## Data excerpts
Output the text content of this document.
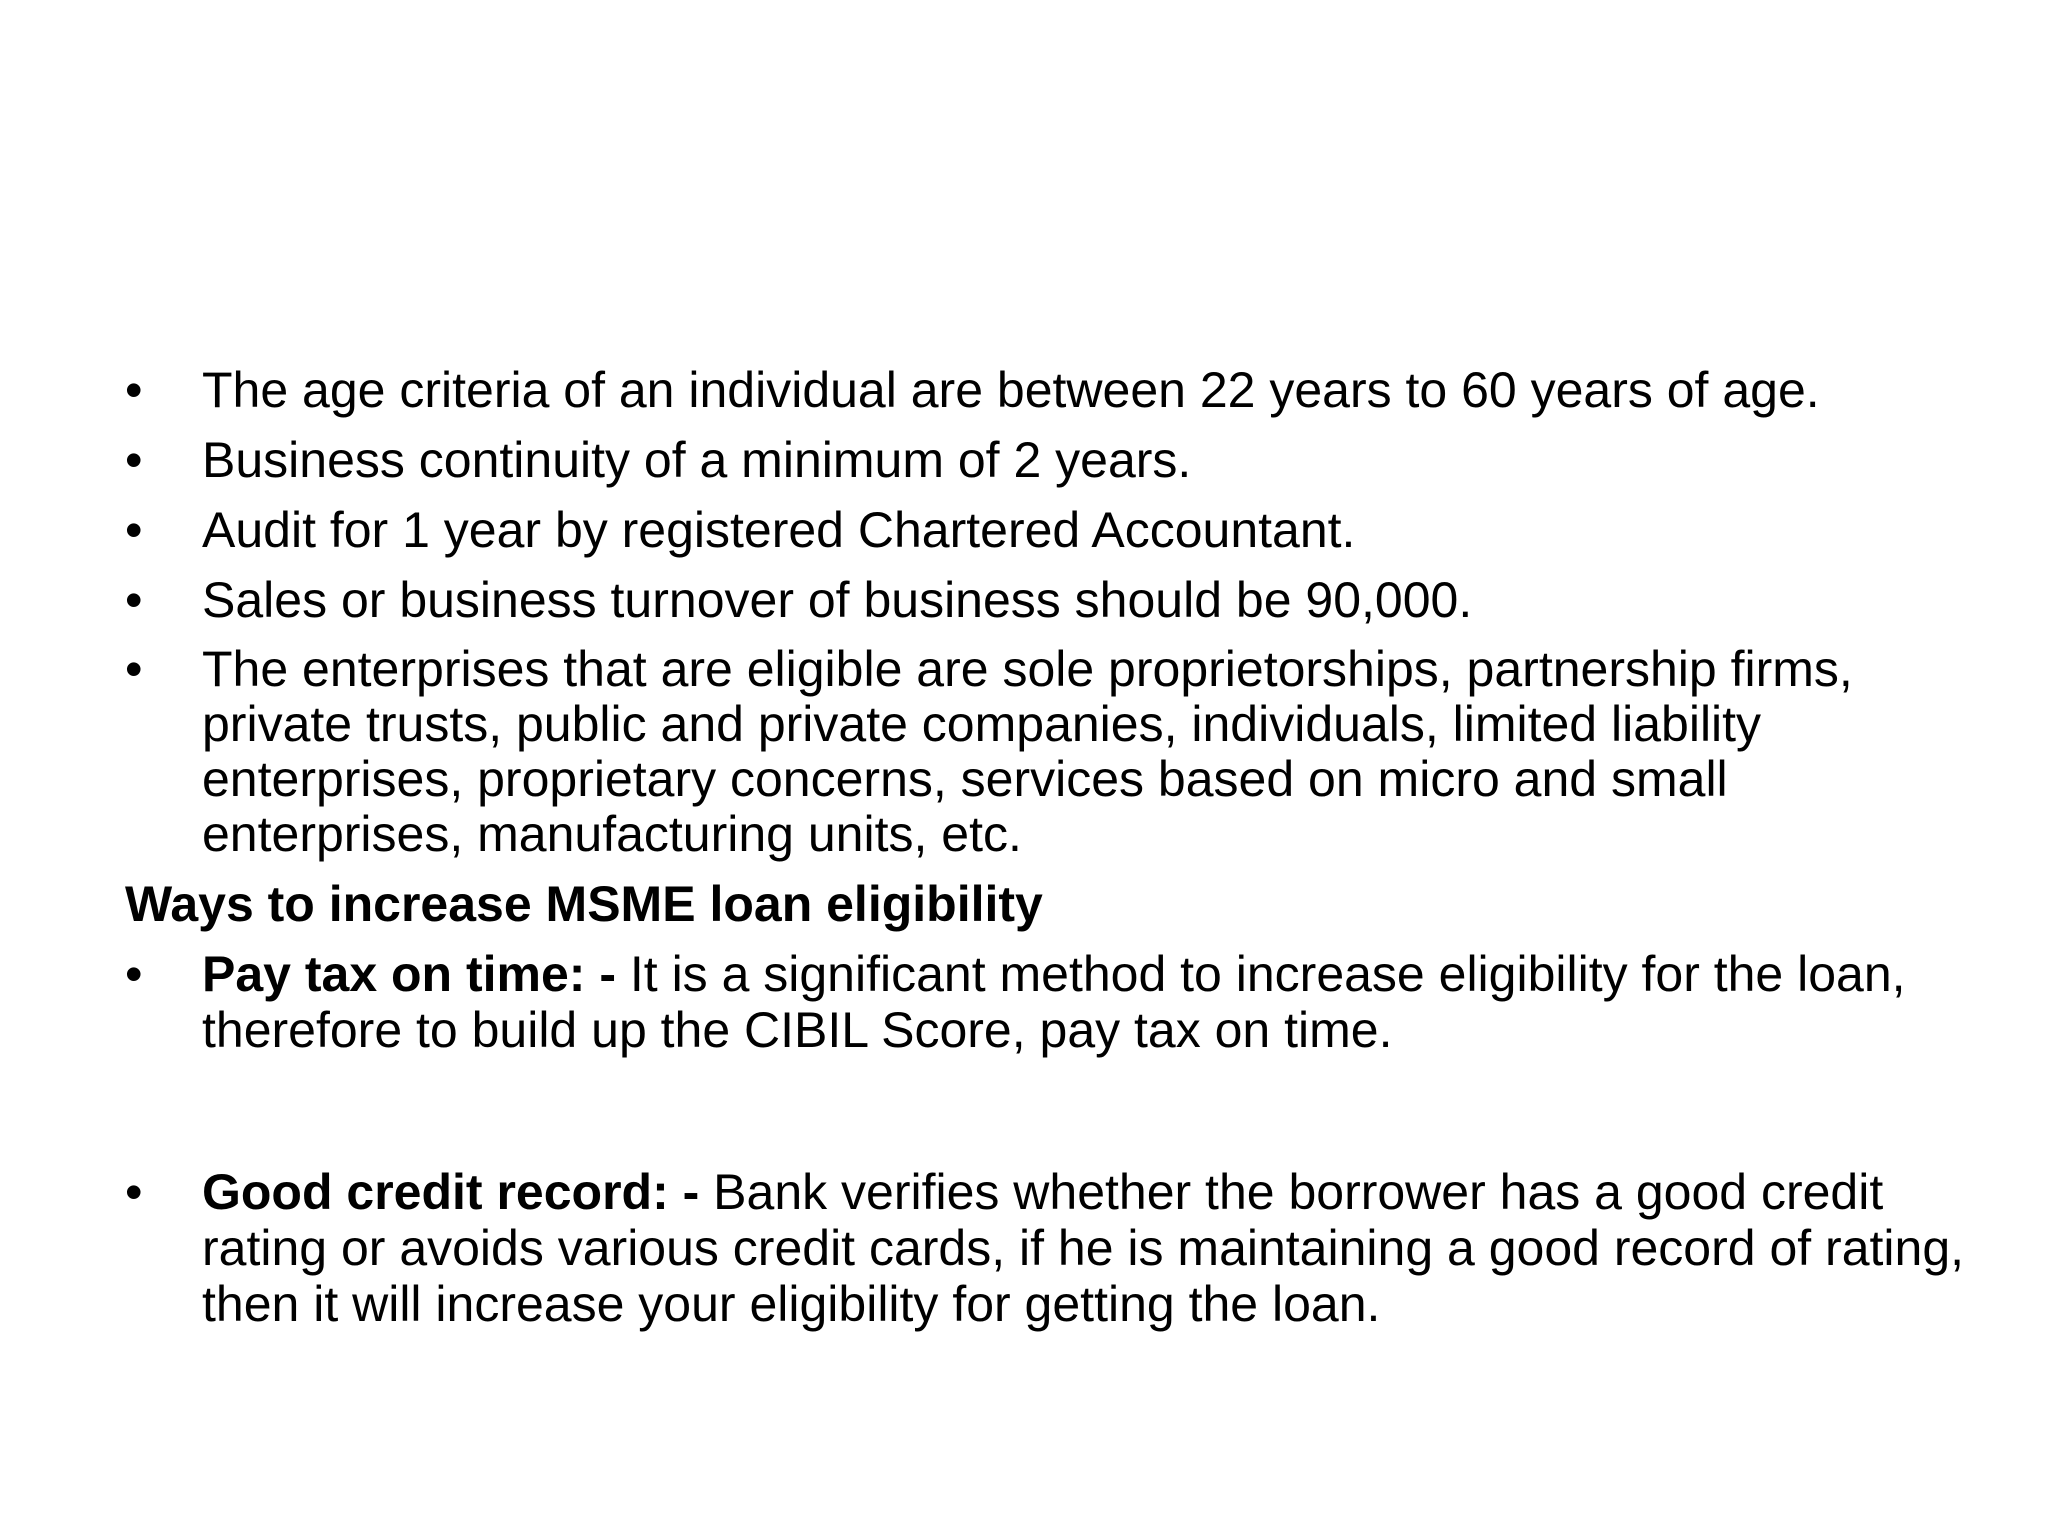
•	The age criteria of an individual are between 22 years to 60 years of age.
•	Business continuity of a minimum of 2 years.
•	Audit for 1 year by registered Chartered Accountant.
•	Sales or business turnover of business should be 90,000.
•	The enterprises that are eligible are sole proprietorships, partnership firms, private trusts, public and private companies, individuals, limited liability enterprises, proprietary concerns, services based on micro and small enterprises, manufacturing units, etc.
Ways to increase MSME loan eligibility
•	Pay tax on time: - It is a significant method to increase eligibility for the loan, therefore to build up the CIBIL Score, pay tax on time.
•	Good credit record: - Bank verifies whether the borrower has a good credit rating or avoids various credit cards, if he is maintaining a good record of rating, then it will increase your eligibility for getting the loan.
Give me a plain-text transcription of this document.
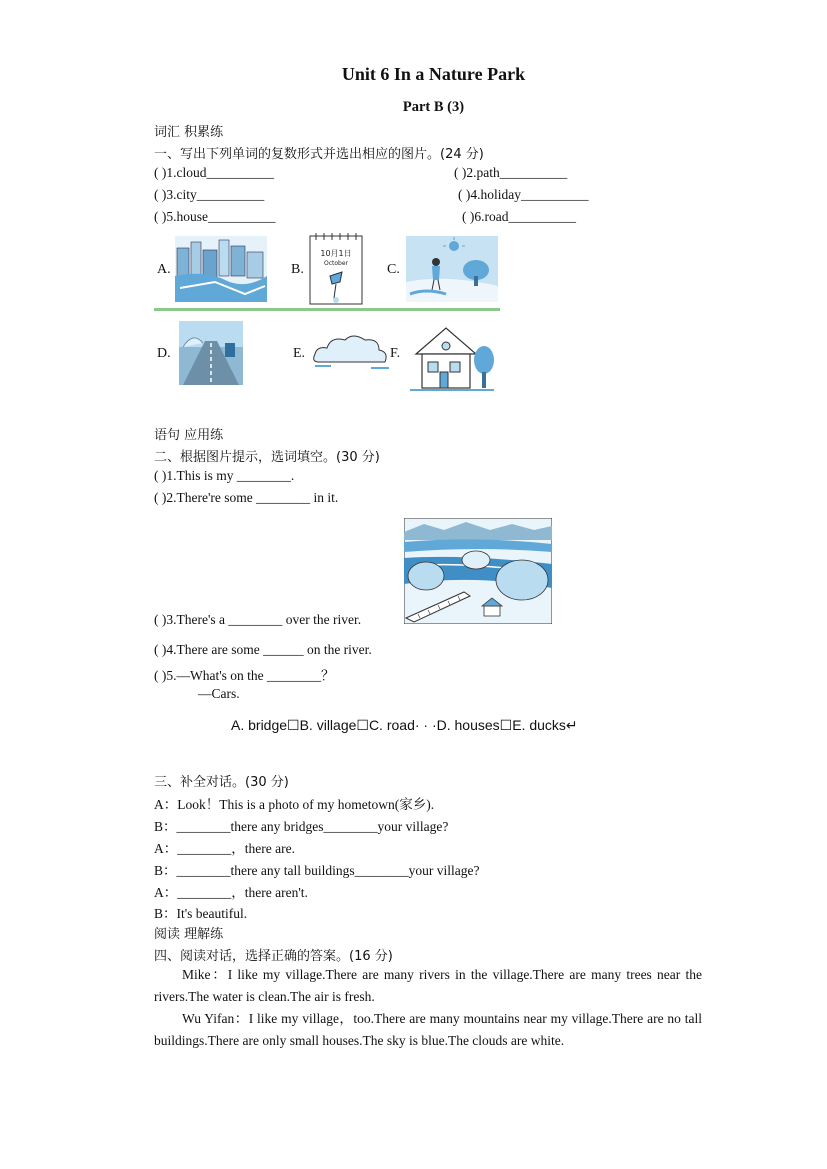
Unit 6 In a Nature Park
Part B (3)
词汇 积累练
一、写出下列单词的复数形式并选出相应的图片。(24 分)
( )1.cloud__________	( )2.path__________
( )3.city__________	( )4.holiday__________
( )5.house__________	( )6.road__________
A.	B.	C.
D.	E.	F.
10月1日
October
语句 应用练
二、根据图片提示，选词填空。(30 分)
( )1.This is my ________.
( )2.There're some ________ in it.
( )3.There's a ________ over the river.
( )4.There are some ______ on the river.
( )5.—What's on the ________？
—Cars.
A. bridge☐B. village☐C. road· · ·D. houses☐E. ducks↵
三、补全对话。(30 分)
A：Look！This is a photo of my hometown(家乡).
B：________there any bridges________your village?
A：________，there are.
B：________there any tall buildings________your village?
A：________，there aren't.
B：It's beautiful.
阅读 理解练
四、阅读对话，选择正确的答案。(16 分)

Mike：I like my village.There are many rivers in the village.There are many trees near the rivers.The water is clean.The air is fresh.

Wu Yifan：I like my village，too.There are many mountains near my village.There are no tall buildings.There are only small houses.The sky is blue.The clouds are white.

## Task objective
Repeat the listing in full and exactly. Do not include any images.

## Worked solution
Output the text content of this document.
•	The age criteria of an individual are between 22 years to 60 years of age.
•	Business continuity of a minimum of 2 years.
•	Audit for 1 year by registered Chartered Accountant.
•	Sales or business turnover of business should be 90,000.
•	The enterprises that are eligible are sole proprietorships, partnership firms, private trusts, public and private companies, individuals, limited liability enterprises, proprietary concerns, services based on micro and small enterprises, manufacturing units, etc.
Ways to increase MSME loan eligibility
•	Pay tax on time: - It is a significant method to increase eligibility for the loan, therefore to build up the CIBIL Score, pay tax on time.
•	Good credit record: - Bank verifies whether the borrower has a good credit rating or avoids various credit cards, if he is maintaining a good record of rating, then it will increase your eligibility for getting the loan.
Give me a plain-text transcription of this document.
Unit 6 In a Nature Park
Part B (3)
词汇 积累练
一、写出下列单词的复数形式并选出相应的图片。(24 分)
( )1.cloud__________	( )2.path__________
( )3.city__________	( )4.holiday__________
( )5.house__________	( )6.road__________
A.	B.	C.
D.	E.	F.
10月1日
October
语句 应用练
二、根据图片提示，选词填空。(30 分)
( )1.This is my ________.
( )2.There're some ________ in it.
( )3.There's a ________ over the river.
( )4.There are some ______ on the river.
( )5.—What's on the ________？
—Cars.
A. bridge☐B. village☐C. road· · ·D. houses☐E. ducks↵
三、补全对话。(30 分)
A：Look！This is a photo of my hometown(家乡).
B：________there any bridges________your village?
A：________，there are.
B：________there any tall buildings________your village?
A：________，there aren't.
B：It's beautiful.
阅读 理解练
四、阅读对话，选择正确的答案。(16 分)

Mike：I like my village.There are many rivers in the village.There are many trees near the rivers.The water is clean.The air is fresh.

Wu Yifan：I like my village，too.There are many mountains near my village.There are no tall buildings.There are only small houses.The sky is blue.The clouds are white.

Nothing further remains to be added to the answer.